DATASET ENTRIES:
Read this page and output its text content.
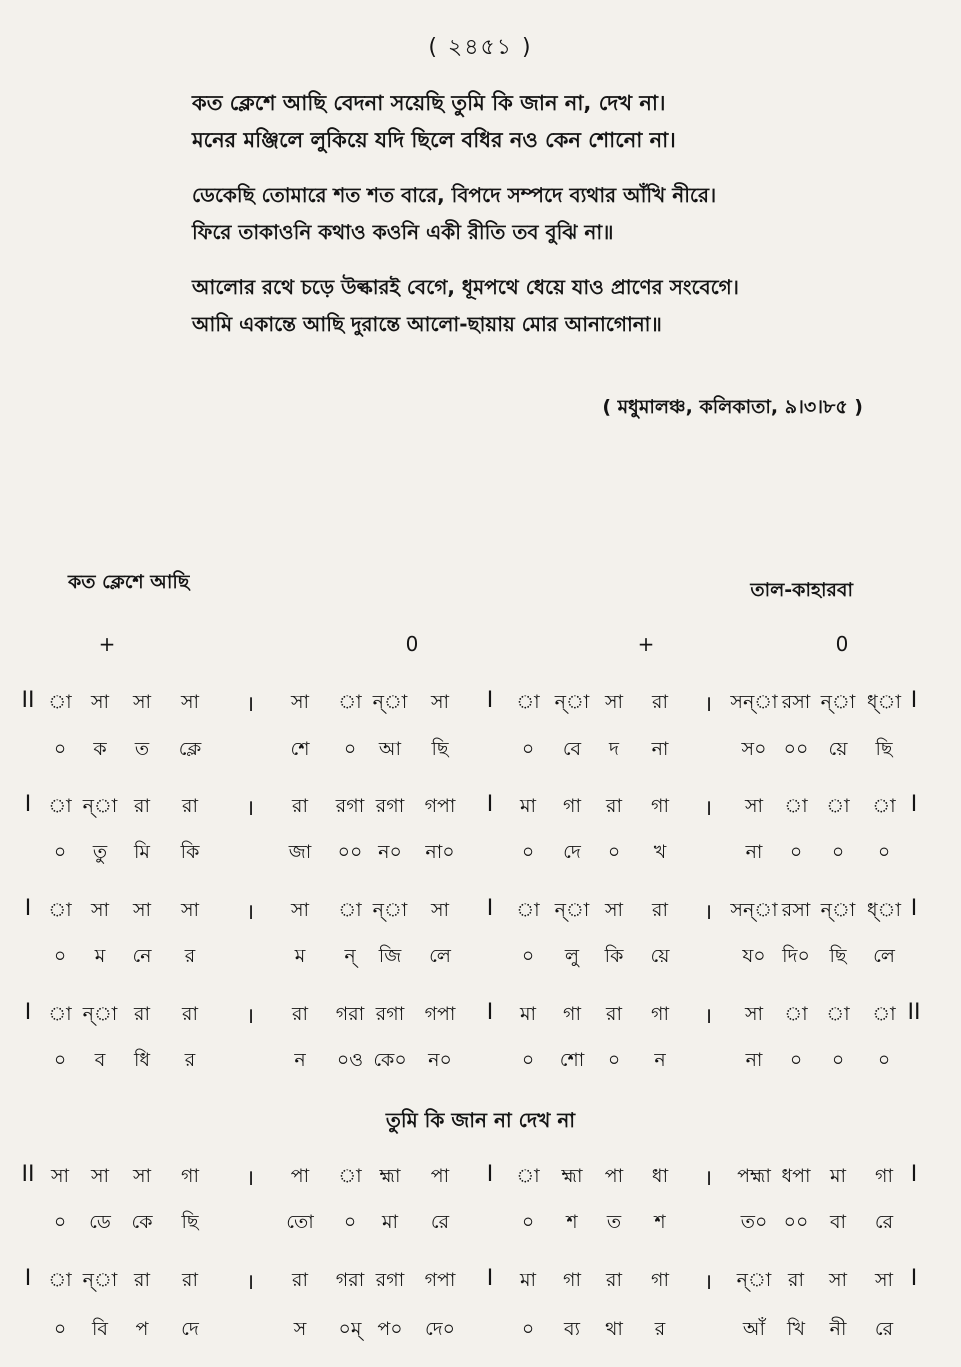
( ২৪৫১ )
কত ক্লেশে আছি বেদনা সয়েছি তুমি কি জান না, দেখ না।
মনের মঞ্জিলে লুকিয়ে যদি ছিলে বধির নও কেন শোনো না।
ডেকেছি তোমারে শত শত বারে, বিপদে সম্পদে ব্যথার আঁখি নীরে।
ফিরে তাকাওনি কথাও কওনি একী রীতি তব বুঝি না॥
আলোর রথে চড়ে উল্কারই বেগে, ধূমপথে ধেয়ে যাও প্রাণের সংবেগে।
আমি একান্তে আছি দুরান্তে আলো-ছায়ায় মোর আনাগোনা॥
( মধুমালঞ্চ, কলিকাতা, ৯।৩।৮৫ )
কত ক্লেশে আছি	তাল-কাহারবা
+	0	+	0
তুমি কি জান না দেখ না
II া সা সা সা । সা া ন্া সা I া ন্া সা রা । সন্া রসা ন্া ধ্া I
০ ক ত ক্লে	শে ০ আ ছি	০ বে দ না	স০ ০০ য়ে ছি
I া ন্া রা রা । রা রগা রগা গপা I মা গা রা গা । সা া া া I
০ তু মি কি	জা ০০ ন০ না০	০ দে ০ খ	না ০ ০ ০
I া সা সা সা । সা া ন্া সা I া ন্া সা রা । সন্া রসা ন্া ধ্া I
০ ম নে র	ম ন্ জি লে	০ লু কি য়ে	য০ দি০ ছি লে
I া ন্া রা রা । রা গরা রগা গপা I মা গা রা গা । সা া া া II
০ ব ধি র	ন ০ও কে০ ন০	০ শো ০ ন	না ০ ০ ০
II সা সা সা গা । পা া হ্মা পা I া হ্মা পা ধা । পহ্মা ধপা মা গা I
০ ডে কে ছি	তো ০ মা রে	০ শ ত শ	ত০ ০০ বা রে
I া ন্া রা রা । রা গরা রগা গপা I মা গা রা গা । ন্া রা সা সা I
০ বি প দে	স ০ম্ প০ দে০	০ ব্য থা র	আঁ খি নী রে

==

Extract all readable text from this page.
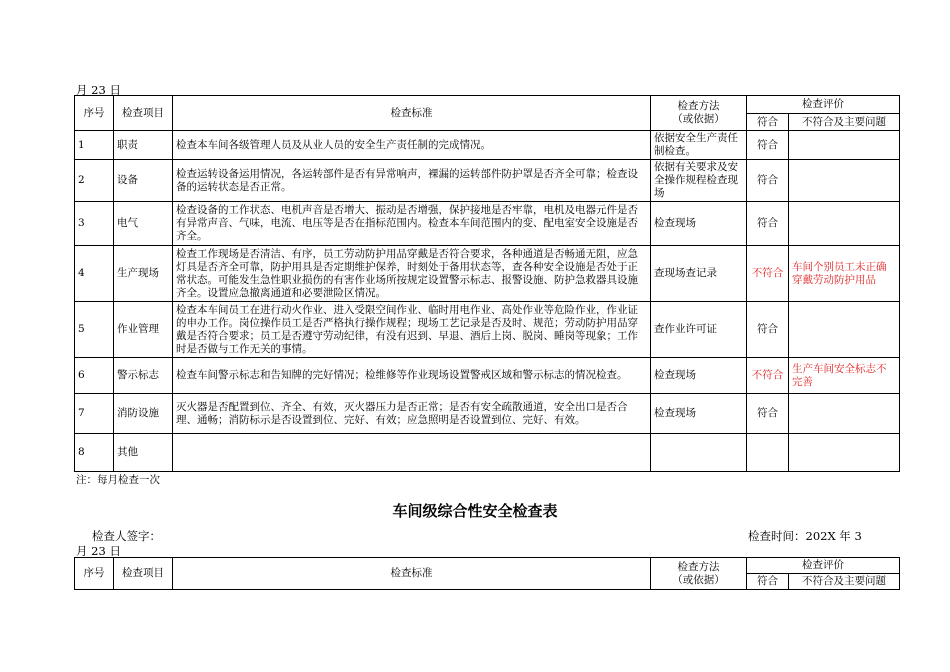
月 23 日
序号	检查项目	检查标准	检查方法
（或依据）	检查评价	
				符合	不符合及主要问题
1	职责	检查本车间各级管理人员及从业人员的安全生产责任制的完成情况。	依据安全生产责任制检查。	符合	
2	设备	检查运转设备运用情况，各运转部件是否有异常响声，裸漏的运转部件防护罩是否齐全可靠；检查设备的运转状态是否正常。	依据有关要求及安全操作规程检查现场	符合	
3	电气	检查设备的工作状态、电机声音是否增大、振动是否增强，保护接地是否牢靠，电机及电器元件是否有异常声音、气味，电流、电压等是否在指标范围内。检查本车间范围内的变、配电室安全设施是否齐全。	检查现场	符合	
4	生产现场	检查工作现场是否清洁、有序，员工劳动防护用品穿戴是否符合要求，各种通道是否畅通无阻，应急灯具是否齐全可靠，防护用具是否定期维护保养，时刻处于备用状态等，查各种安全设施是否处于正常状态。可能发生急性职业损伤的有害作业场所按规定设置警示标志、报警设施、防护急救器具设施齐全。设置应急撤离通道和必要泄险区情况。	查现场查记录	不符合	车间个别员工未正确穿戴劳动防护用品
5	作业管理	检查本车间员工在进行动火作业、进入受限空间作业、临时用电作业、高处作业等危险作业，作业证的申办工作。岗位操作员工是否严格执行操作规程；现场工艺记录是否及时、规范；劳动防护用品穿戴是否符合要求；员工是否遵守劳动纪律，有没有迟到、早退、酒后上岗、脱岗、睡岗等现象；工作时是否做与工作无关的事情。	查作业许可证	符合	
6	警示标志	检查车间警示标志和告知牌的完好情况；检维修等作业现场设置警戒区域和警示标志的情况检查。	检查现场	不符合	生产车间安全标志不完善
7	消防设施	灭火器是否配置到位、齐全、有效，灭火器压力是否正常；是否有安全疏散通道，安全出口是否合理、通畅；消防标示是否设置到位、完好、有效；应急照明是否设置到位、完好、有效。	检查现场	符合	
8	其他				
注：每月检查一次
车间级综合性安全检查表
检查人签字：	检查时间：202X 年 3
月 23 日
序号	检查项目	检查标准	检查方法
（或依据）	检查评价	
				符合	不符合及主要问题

WHAT TO WORK ON:
Check each line of the records for "page" and copy the ones that contain it.

RESPONSE TO THIS EXERCISE:
Read this page and output its text content.
Extract all readable text from this page.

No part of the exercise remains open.